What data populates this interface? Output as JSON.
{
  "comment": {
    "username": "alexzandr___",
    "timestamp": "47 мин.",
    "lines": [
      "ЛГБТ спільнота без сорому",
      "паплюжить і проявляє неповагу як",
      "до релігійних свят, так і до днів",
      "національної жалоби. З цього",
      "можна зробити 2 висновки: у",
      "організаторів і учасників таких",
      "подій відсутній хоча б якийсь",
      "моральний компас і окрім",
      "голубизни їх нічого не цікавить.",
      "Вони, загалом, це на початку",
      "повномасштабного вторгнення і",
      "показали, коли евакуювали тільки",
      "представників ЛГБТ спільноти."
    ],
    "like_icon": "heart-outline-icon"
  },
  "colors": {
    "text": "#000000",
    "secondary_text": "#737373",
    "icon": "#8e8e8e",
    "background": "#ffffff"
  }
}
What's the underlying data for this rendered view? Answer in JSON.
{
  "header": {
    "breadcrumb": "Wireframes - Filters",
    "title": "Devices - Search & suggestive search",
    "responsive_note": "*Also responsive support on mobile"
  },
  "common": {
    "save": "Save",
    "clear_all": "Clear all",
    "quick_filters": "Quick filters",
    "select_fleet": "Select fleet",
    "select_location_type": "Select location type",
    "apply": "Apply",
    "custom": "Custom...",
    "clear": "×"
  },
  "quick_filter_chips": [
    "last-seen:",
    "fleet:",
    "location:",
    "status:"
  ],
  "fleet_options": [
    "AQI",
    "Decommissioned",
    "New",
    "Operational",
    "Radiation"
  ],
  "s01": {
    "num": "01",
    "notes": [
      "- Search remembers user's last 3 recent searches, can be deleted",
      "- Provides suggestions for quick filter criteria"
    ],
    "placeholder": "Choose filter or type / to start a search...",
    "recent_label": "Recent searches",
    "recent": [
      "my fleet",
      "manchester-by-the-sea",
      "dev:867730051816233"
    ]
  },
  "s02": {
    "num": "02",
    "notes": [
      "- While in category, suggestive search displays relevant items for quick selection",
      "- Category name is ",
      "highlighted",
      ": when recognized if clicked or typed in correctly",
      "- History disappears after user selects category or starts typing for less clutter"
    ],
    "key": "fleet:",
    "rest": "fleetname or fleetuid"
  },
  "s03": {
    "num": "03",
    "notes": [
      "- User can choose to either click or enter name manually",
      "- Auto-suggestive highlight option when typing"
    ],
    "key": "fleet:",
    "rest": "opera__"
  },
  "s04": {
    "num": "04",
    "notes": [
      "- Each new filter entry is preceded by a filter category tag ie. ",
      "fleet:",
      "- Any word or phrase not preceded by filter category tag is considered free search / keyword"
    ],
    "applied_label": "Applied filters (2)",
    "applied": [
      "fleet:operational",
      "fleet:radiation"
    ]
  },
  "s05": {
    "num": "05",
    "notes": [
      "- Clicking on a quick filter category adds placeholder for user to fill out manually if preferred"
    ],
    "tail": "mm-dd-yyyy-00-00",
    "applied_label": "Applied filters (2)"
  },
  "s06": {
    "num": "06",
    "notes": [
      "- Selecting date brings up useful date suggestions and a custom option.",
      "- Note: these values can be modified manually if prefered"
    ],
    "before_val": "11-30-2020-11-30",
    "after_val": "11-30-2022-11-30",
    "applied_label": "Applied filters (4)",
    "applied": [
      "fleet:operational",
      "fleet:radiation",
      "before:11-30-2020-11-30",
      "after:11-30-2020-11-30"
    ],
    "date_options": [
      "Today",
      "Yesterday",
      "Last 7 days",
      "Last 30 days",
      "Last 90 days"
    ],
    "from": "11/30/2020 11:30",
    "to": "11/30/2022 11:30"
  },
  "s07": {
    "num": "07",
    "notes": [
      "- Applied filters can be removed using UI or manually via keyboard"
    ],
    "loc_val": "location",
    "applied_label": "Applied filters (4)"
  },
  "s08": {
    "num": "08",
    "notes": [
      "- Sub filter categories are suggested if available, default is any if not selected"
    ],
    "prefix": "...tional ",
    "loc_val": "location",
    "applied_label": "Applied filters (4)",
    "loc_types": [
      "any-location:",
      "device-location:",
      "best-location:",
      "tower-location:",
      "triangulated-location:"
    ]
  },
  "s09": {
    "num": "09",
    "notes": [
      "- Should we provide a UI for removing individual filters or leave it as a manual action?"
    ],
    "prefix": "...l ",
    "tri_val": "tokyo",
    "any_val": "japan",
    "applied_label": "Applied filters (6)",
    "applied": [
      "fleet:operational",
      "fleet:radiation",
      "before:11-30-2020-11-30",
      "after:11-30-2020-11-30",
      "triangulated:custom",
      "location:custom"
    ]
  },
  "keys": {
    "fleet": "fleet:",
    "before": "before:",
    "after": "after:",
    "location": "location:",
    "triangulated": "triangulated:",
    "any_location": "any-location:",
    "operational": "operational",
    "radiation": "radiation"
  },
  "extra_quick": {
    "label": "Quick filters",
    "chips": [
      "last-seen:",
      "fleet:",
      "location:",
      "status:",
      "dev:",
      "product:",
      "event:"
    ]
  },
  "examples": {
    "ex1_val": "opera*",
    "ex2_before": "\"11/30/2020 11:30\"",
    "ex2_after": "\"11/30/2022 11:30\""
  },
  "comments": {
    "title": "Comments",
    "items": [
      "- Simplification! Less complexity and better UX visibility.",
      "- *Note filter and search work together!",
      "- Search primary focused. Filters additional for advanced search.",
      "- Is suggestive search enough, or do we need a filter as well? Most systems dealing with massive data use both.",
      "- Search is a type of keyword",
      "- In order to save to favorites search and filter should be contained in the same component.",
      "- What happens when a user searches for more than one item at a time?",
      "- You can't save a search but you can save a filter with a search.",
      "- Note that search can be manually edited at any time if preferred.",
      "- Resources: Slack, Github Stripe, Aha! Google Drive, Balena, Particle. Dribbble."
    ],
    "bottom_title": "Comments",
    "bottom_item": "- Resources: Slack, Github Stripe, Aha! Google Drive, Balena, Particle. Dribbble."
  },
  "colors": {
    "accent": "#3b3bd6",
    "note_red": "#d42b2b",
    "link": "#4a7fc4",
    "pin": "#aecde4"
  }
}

++++++++

> [Directions] Retype every record above exactly as written.

> [Exercise response]
What data populates this interface? Output as JSON.
{
  "comment": {
    "username": "alexzandr___",
    "timestamp": "47 мин.",
    "lines": [
      "ЛГБТ спільнота без сорому",
      "паплюжить і проявляє неповагу як",
      "до релігійних свят, так і до днів",
      "національної жалоби. З цього",
      "можна зробити 2 висновки: у",
      "організаторів і учасників таких",
      "подій відсутній хоча б якийсь",
      "моральний компас і окрім",
      "голубизни їх нічого не цікавить.",
      "Вони, загалом, це на початку",
      "повномасштабного вторгнення і",
      "показали, коли евакуювали тільки",
      "представників ЛГБТ спільноти."
    ],
    "like_icon": "heart-outline-icon"
  },
  "colors": {
    "text": "#000000",
    "secondary_text": "#737373",
    "icon": "#8e8e8e",
    "background": "#ffffff"
  }
}
What's the underlying data for this rendered view? Answer in JSON.
{
  "header": {
    "breadcrumb": "Wireframes - Filters",
    "title": "Devices - Search & suggestive search",
    "responsive_note": "*Also responsive support on mobile"
  },
  "common": {
    "save": "Save",
    "clear_all": "Clear all",
    "quick_filters": "Quick filters",
    "select_fleet": "Select fleet",
    "select_location_type": "Select location type",
    "apply": "Apply",
    "custom": "Custom...",
    "clear": "×"
  },
  "quick_filter_chips": [
    "last-seen:",
    "fleet:",
    "location:",
    "status:"
  ],
  "fleet_options": [
    "AQI",
    "Decommissioned",
    "New",
    "Operational",
    "Radiation"
  ],
  "s01": {
    "num": "01",
    "notes": [
      "- Search remembers user's last 3 recent searches, can be deleted",
      "- Provides suggestions for quick filter criteria"
    ],
    "placeholder": "Choose filter or type / to start a search...",
    "recent_label": "Recent searches",
    "recent": [
      "my fleet",
      "manchester-by-the-sea",
      "dev:867730051816233"
    ]
  },
  "s02": {
    "num": "02",
    "notes": [
      "- While in category, suggestive search displays relevant items for quick selection",
      "- Category name is ",
      "highlighted",
      ": when recognized if clicked or typed in correctly",
      "- History disappears after user selects category or starts typing for less clutter"
    ],
    "key": "fleet:",
    "rest": "fleetname or fleetuid"
  },
  "s03": {
    "num": "03",
    "notes": [
      "- User can choose to either click or enter name manually",
      "- Auto-suggestive highlight option when typing"
    ],
    "key": "fleet:",
    "rest": "opera__"
  },
  "s04": {
    "num": "04",
    "notes": [
      "- Each new filter entry is preceded by a filter category tag ie. ",
      "fleet:",
      "- Any word or phrase not preceded by filter category tag is considered free search / keyword"
    ],
    "applied_label": "Applied filters (2)",
    "applied": [
      "fleet:operational",
      "fleet:radiation"
    ]
  },
  "s05": {
    "num": "05",
    "notes": [
      "- Clicking on a quick filter category adds placeholder for user to fill out manually if preferred"
    ],
    "tail": "mm-dd-yyyy-00-00",
    "applied_label": "Applied filters (2)"
  },
  "s06": {
    "num": "06",
    "notes": [
      "- Selecting date brings up useful date suggestions and a custom option.",
      "- Note: these values can be modified manually if prefered"
    ],
    "before_val": "11-30-2020-11-30",
    "after_val": "11-30-2022-11-30",
    "applied_label": "Applied filters (4)",
    "applied": [
      "fleet:operational",
      "fleet:radiation",
      "before:11-30-2020-11-30",
      "after:11-30-2020-11-30"
    ],
    "date_options": [
      "Today",
      "Yesterday",
      "Last 7 days",
      "Last 30 days",
      "Last 90 days"
    ],
    "from": "11/30/2020 11:30",
    "to": "11/30/2022 11:30"
  },
  "s07": {
    "num": "07",
    "notes": [
      "- Applied filters can be removed using UI or manually via keyboard"
    ],
    "loc_val": "location",
    "applied_label": "Applied filters (4)"
  },
  "s08": {
    "num": "08",
    "notes": [
      "- Sub filter categories are suggested if available, default is any if not selected"
    ],
    "prefix": "...tional ",
    "loc_val": "location",
    "applied_label": "Applied filters (4)",
    "loc_types": [
      "any-location:",
      "device-location:",
      "best-location:",
      "tower-location:",
      "triangulated-location:"
    ]
  },
  "s09": {
    "num": "09",
    "notes": [
      "- Should we provide a UI for removing individual filters or leave it as a manual action?"
    ],
    "prefix": "...l ",
    "tri_val": "tokyo",
    "any_val": "japan",
    "applied_label": "Applied filters (6)",
    "applied": [
      "fleet:operational",
      "fleet:radiation",
      "before:11-30-2020-11-30",
      "after:11-30-2020-11-30",
      "triangulated:custom",
      "location:custom"
    ]
  },
  "keys": {
    "fleet": "fleet:",
    "before": "before:",
    "after": "after:",
    "location": "location:",
    "triangulated": "triangulated:",
    "any_location": "any-location:",
    "operational": "operational",
    "radiation": "radiation"
  },
  "extra_quick": {
    "label": "Quick filters",
    "chips": [
      "last-seen:",
      "fleet:",
      "location:",
      "status:",
      "dev:",
      "product:",
      "event:"
    ]
  },
  "examples": {
    "ex1_val": "opera*",
    "ex2_before": "\"11/30/2020 11:30\"",
    "ex2_after": "\"11/30/2022 11:30\""
  },
  "comments": {
    "title": "Comments",
    "items": [
      "- Simplification! Less complexity and better UX visibility.",
      "- *Note filter and search work together!",
      "- Search primary focused. Filters additional for advanced search.",
      "- Is suggestive search enough, or do we need a filter as well? Most systems dealing with massive data use both.",
      "- Search is a type of keyword",
      "- In order to save to favorites search and filter should be contained in the same component.",
      "- What happens when a user searches for more than one item at a time?",
      "- You can't save a search but you can save a filter with a search.",
      "- Note that search can be manually edited at any time if preferred.",
      "- Resources: Slack, Github Stripe, Aha! Google Drive, Balena, Particle. Dribbble."
    ],
    "bottom_title": "Comments",
    "bottom_item": "- Resources: Slack, Github Stripe, Aha! Google Drive, Balena, Particle. Dribbble."
  },
  "colors": {
    "accent": "#3b3bd6",
    "note_red": "#d42b2b",
    "link": "#4a7fc4",
    "pin": "#aecde4"
  }
}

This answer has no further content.